_Information supplied:_

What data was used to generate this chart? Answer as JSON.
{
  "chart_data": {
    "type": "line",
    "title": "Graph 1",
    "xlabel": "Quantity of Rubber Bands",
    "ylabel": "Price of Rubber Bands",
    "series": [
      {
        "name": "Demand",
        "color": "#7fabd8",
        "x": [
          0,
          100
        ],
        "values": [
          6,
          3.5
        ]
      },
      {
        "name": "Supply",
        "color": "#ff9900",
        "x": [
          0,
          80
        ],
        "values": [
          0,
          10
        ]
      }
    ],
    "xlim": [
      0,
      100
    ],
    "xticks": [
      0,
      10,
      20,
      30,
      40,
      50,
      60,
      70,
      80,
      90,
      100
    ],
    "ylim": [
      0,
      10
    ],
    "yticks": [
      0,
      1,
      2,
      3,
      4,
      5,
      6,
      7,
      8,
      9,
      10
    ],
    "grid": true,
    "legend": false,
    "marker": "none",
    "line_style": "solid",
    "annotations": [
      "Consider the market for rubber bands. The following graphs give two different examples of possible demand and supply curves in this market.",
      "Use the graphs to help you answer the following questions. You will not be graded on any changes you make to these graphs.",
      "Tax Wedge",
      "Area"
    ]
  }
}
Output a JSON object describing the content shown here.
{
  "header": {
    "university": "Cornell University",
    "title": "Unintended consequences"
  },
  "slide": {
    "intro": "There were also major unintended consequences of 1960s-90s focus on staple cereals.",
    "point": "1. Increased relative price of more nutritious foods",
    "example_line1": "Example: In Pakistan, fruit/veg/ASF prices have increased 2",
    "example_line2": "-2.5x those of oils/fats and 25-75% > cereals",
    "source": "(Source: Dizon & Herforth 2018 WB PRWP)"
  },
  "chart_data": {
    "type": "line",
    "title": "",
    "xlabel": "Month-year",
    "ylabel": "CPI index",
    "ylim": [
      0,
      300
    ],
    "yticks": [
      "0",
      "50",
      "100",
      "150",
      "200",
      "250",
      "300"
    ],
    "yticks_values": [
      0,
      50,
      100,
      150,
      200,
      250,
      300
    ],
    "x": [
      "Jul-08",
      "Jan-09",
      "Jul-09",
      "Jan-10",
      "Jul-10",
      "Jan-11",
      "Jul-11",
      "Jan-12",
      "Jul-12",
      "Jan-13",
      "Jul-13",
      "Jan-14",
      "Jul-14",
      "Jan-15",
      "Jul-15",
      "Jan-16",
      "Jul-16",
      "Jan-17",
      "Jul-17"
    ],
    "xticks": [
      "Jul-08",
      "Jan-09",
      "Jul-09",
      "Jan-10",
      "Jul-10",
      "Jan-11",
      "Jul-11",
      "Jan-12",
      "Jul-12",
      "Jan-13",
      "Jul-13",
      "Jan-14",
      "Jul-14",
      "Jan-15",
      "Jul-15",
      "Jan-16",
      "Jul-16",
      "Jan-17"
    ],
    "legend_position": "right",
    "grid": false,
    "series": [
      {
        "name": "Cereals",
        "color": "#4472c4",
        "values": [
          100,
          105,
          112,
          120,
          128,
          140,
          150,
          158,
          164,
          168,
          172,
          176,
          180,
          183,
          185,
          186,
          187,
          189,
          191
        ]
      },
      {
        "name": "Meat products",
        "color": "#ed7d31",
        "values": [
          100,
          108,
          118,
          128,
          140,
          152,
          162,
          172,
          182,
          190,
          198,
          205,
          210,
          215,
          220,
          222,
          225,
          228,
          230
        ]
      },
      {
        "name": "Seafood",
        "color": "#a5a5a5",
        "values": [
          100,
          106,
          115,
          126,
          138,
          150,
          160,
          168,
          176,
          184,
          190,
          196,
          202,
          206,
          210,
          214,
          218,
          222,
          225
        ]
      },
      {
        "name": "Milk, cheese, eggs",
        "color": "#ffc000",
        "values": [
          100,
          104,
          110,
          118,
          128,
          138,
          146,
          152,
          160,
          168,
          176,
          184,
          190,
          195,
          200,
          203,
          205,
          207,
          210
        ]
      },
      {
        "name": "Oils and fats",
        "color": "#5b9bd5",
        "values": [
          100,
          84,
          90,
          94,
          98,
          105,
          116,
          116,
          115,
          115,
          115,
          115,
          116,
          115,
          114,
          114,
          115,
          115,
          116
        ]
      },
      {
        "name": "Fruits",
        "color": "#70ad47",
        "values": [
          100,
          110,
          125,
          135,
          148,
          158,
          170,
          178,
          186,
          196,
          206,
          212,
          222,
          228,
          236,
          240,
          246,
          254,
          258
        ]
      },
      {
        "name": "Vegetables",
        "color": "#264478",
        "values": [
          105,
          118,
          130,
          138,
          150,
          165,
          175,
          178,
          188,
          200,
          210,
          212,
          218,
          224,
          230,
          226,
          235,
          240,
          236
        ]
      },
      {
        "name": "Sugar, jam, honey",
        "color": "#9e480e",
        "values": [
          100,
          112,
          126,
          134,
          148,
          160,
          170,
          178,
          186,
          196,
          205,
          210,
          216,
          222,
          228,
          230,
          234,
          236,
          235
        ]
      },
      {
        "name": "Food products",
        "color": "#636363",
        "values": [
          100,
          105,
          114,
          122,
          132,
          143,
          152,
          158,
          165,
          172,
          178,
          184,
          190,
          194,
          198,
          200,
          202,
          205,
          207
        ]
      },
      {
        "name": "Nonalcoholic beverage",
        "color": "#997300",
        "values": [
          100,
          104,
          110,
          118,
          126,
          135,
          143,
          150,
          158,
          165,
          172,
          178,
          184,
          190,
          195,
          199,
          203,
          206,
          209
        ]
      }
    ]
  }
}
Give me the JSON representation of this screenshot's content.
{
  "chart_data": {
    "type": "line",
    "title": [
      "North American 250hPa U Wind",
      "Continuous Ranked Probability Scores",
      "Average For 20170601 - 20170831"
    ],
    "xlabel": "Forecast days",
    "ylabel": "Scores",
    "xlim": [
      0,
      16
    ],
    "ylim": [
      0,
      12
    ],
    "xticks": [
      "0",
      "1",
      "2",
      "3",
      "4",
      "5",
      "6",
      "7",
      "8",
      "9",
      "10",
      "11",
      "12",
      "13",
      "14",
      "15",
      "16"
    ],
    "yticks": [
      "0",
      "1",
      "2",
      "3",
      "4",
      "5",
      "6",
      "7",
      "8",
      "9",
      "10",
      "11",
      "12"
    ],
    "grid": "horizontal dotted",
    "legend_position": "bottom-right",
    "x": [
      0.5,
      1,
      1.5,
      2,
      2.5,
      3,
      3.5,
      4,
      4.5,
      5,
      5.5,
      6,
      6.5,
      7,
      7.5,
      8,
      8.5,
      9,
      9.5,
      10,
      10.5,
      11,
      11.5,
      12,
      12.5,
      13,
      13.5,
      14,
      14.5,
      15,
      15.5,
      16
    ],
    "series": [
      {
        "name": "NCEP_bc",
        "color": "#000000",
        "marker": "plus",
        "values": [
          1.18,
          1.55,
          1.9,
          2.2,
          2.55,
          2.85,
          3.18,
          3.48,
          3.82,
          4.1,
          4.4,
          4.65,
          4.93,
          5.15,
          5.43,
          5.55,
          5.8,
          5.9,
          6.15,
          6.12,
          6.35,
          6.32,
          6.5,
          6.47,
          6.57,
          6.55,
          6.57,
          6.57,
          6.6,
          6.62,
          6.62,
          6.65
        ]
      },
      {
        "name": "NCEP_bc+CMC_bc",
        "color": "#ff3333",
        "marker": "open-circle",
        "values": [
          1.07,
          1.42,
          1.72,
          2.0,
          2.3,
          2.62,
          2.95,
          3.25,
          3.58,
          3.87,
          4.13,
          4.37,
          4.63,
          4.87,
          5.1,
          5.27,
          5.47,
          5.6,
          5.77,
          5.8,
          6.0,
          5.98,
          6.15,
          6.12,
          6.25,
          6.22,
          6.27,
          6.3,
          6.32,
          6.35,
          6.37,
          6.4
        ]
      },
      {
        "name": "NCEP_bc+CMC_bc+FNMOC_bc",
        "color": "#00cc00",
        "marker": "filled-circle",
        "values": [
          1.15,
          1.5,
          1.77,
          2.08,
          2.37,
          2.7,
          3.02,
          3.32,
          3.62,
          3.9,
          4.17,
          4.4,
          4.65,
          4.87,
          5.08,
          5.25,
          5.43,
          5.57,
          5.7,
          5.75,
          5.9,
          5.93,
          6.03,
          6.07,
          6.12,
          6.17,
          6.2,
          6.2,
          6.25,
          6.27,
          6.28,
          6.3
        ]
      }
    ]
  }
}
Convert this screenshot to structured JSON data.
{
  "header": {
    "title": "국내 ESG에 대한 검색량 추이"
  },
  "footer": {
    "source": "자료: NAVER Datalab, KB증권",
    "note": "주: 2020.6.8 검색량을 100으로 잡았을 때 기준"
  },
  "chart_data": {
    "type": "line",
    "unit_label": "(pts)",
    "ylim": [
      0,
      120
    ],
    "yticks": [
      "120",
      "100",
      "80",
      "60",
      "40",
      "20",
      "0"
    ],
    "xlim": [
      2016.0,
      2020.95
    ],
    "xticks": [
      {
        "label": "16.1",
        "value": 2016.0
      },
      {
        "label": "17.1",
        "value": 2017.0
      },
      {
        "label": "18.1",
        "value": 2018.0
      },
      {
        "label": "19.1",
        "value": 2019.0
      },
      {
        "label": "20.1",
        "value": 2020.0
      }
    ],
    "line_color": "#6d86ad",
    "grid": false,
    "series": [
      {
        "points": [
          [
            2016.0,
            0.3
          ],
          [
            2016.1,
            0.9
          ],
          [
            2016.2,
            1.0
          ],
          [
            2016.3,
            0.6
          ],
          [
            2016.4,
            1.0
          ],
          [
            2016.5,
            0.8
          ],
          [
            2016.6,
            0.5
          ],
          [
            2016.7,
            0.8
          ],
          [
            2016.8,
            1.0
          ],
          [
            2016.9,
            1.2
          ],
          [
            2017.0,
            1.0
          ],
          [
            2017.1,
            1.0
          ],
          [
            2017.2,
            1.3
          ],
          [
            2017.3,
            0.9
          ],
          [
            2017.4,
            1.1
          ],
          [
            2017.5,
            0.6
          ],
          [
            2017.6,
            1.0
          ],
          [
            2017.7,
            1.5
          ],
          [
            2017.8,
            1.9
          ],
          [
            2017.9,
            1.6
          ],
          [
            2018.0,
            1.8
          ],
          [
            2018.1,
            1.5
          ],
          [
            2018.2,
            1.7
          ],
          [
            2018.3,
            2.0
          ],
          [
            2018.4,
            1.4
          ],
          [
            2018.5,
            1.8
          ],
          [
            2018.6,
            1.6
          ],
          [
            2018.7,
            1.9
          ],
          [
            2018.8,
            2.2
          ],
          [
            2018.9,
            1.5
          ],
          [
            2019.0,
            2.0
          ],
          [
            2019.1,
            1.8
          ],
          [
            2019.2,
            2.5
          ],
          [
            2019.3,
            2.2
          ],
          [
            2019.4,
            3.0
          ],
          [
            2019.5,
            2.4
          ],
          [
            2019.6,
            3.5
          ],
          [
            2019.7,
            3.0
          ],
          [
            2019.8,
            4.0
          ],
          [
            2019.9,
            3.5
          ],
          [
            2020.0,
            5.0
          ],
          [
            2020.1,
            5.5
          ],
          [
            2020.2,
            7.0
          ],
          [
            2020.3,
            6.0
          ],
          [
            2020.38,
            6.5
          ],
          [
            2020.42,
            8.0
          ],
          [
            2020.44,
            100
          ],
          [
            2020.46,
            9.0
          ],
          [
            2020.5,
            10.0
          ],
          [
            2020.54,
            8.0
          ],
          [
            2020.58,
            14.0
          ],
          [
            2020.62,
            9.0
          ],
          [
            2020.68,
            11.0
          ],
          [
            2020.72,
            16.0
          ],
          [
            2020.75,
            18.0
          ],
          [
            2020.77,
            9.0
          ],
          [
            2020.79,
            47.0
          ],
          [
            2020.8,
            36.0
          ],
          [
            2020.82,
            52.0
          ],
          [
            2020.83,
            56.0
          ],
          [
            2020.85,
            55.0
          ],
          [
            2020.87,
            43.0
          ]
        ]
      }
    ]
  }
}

_What the task asks:_ For each line of the entries that includes "circle", show that line.

_Task response:_
        "marker": "open-circle",
        "marker": "filled-circle",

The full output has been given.